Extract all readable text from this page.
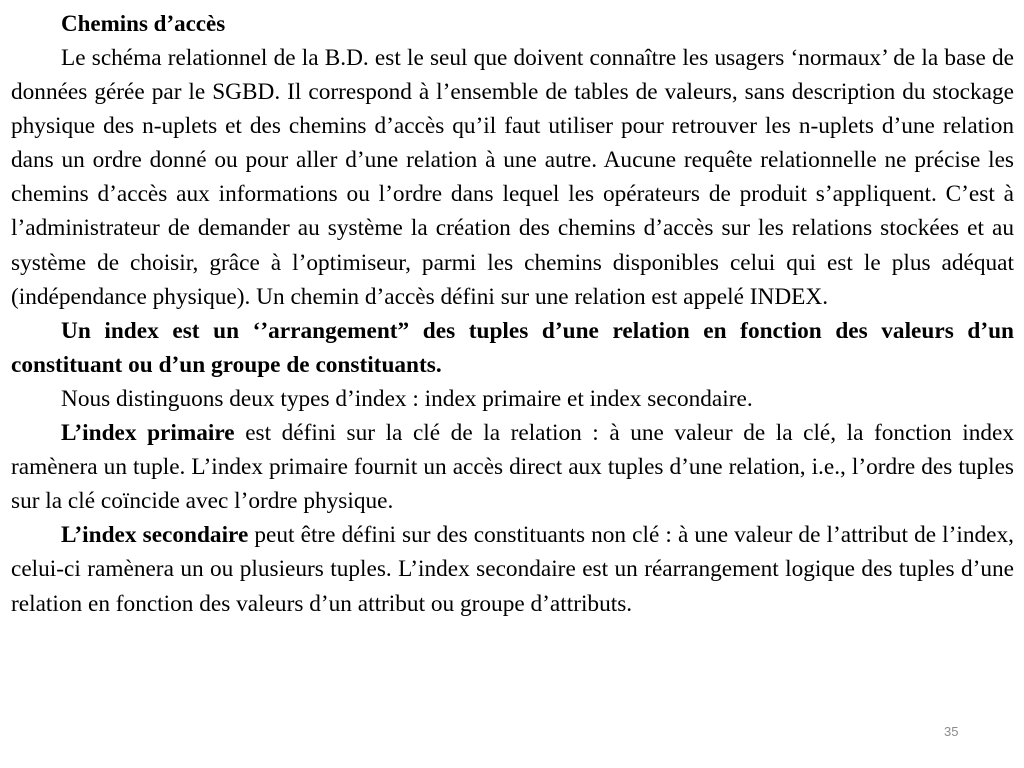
Chemins d’accès

Le schéma relationnel de la B.D. est le seul que doivent connaître les usagers ‘normaux’ de la base de données gérée par le SGBD. Il correspond à l’ensemble de tables de valeurs, sans description du stockage physique des n-uplets et des chemins d’accès qu’il faut utiliser pour retrouver les n-uplets d’une relation dans un ordre donné ou pour aller d’une relation à une autre. Aucune requête relationnelle ne précise les chemins d’accès aux informations ou l’ordre dans lequel les opérateurs de produit s’appliquent. C’est à l’administrateur de demander au système la création des chemins d’accès sur les relations stockées et au système de choisir, grâce à l’optimiseur, parmi les chemins disponibles celui qui est le plus adéquat (indépendance physique). Un chemin d’accès défini sur une relation est appelé INDEX.

Un index est un ‘’arrangement” des tuples d’une relation en fonction des valeurs d’un constituant ou d’un groupe de constituants.

Nous distinguons deux types d’index : index primaire et index secondaire.

L’index primaire est défini sur la clé de la relation : à une valeur de la clé, la fonction index ramènera un tuple. L’index primaire fournit un accès direct aux tuples d’une relation, i.e., l’ordre des tuples sur la clé coïncide avec l’ordre physique.

L’index secondaire peut être défini sur des constituants non clé : à une valeur de l’attribut de l’index, celui-ci ramènera un ou plusieurs tuples. L’index secondaire est un réarrangement logique des tuples d’une relation en fonction des valeurs d’un attribut ou groupe d’attributs.

35
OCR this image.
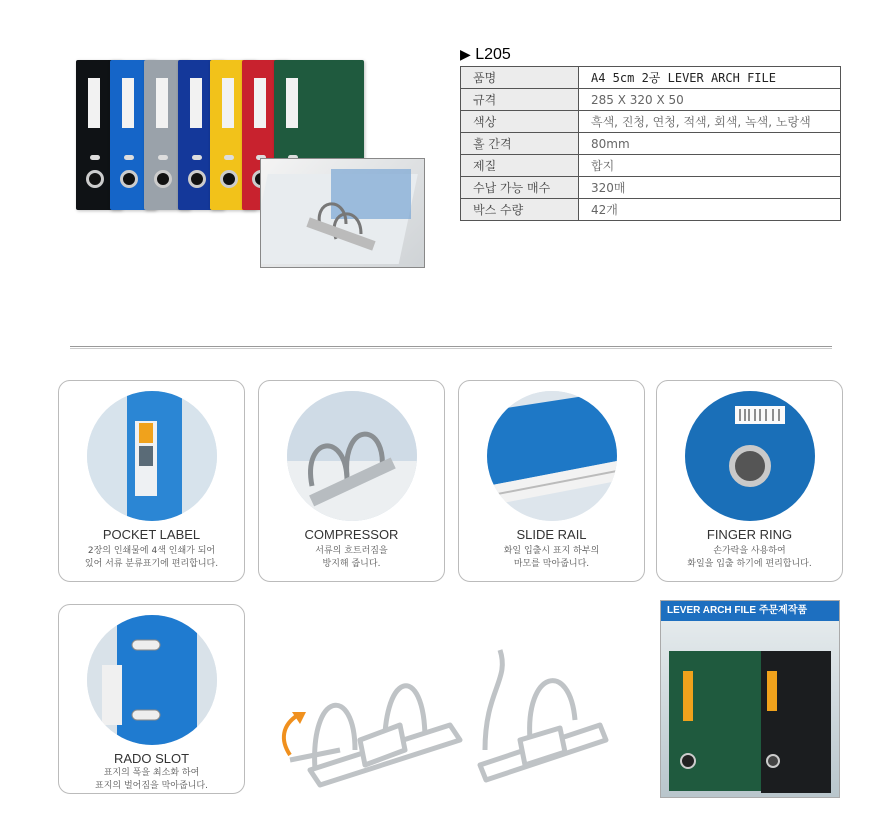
▶ L205
품명	A4 5cm 2공 LEVER ARCH FILE
규격	285 X 320 X 50
색상	흑색, 진청, 연청, 적색, 회색, 녹색, 노랑색
홀 간격	80mm
제질	합지
수납 가능 매수	320매
박스 수량	42개
POCKET LABEL
2장의 인쇄물에 4색 인쇄가 되어
있어 서류 분류표기에 편리합니다.
COMPRESSOR
서류의 흐트러짐을
방지해 줍니다.
SLIDE RAIL
화일 입출시 표지 하부의
마모를 막아줍니다.
FINGER RING
손가락을 사용하여
화일을 입출 하기에 편리합니다.
RADO SLOT
표지의 폭을 최소화 하여
표지의 벌어짐을 막아줍니다.
LEVER ARCH FILE 주문제작품
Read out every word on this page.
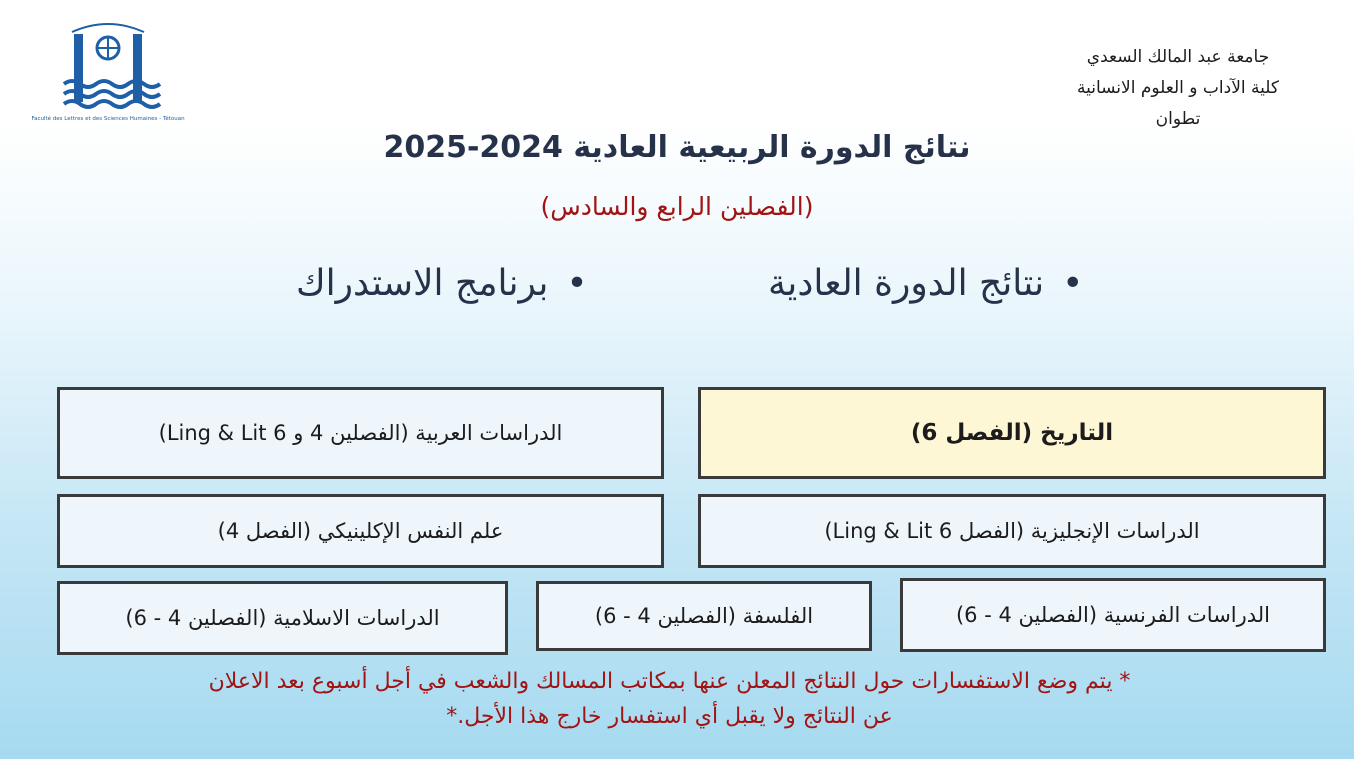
Faculté des Lettres et des Sciences Humaines - Tétouan
جامعة عبد المالك السعدي
كلية الآداب و العلوم الانسانية
تطوان
نتائج الدورة الربيعية العادية 2024-2025
(الفصلين الرابع والسادس)
•نتائج الدورة العادية
•برنامج الاستدراك
التاريخ (الفصل 6)
الدراسات العربية (الفصلين 4 و Ling & Lit 6)
الدراسات الإنجليزية (الفصل Ling & Lit 6)
علم النفس الإكلينيكي (الفصل 4)
الدراسات الفرنسية (الفصلين 4 - 6)
الفلسفة (الفصلين 4 - 6)
الدراسات الاسلامية (الفصلين 4 - 6)
* يتم وضع الاستفسارات حول النتائج المعلن عنها بمكاتب المسالك والشعب في أجل أسبوع بعد الاعلان
عن النتائج ولا يقبل أي استفسار خارج هذا الأجل.*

--- PROBLEM TO WORK ON ---
Copy out all of the data word for word. Do not carry over any picture.

--- THE RESPONSE ---
Extract all readable text from this page.
Chemins d’accès

Le schéma relationnel de la B.D. est le seul que doivent connaître les usagers ‘normaux’ de la base de données gérée par le SGBD. Il correspond à l’ensemble de tables de valeurs, sans description du stockage physique des n-uplets et des chemins d’accès qu’il faut utiliser pour retrouver les n-uplets d’une relation dans un ordre donné ou pour aller d’une relation à une autre. Aucune requête relationnelle ne précise les chemins d’accès aux informations ou l’ordre dans lequel les opérateurs de produit s’appliquent. C’est à l’administrateur de demander au système la création des chemins d’accès sur les relations stockées et au système de choisir, grâce à l’optimiseur, parmi les chemins disponibles celui qui est le plus adéquat (indépendance physique). Un chemin d’accès défini sur une relation est appelé INDEX.

Un index est un ‘’arrangement” des tuples d’une relation en fonction des valeurs d’un constituant ou d’un groupe de constituants.

Nous distinguons deux types d’index : index primaire et index secondaire.

L’index primaire est défini sur la clé de la relation : à une valeur de la clé, la fonction index ramènera un tuple. L’index primaire fournit un accès direct aux tuples d’une relation, i.e., l’ordre des tuples sur la clé coïncide avec l’ordre physique.

L’index secondaire peut être défini sur des constituants non clé : à une valeur de l’attribut de l’index, celui-ci ramènera un ou plusieurs tuples. L’index secondaire est un réarrangement logique des tuples d’une relation en fonction des valeurs d’un attribut ou groupe d’attributs.

35
OCR this image.
▶ L205
품명	A4 5cm 2공 LEVER ARCH FILE
규격	285 X 320 X 50
색상	흑색, 진청, 연청, 적색, 회색, 녹색, 노랑색
홀 간격	80mm
제질	합지
수납 가능 매수	320매
박스 수량	42개
POCKET LABEL
2장의 인쇄물에 4색 인쇄가 되어
있어 서류 분류표기에 편리합니다.
COMPRESSOR
서류의 흐트러짐을
방지해 줍니다.
SLIDE RAIL
화일 입출시 표지 하부의
마모를 막아줍니다.
FINGER RING
손가락을 사용하여
화일을 입출 하기에 편리합니다.
RADO SLOT
표지의 폭을 최소화 하여
표지의 벌어짐을 막아줍니다.
LEVER ARCH FILE 주문제작품
Read out every word on this page.
Faculté des Lettres et des Sciences Humaines - Tétouan
جامعة عبد المالك السعدي
كلية الآداب و العلوم الانسانية
تطوان
نتائج الدورة الربيعية العادية 2024-2025
(الفصلين الرابع والسادس)
•نتائج الدورة العادية
•برنامج الاستدراك
التاريخ (الفصل 6)
الدراسات العربية (الفصلين 4 و Ling & Lit 6)
الدراسات الإنجليزية (الفصل Ling & Lit 6)
علم النفس الإكلينيكي (الفصل 4)
الدراسات الفرنسية (الفصلين 4 - 6)
الفلسفة (الفصلين 4 - 6)
الدراسات الاسلامية (الفصلين 4 - 6)
* يتم وضع الاستفسارات حول النتائج المعلن عنها بمكاتب المسالك والشعب في أجل أسبوع بعد الاعلان
عن النتائج ولا يقبل أي استفسار خارج هذا الأجل.*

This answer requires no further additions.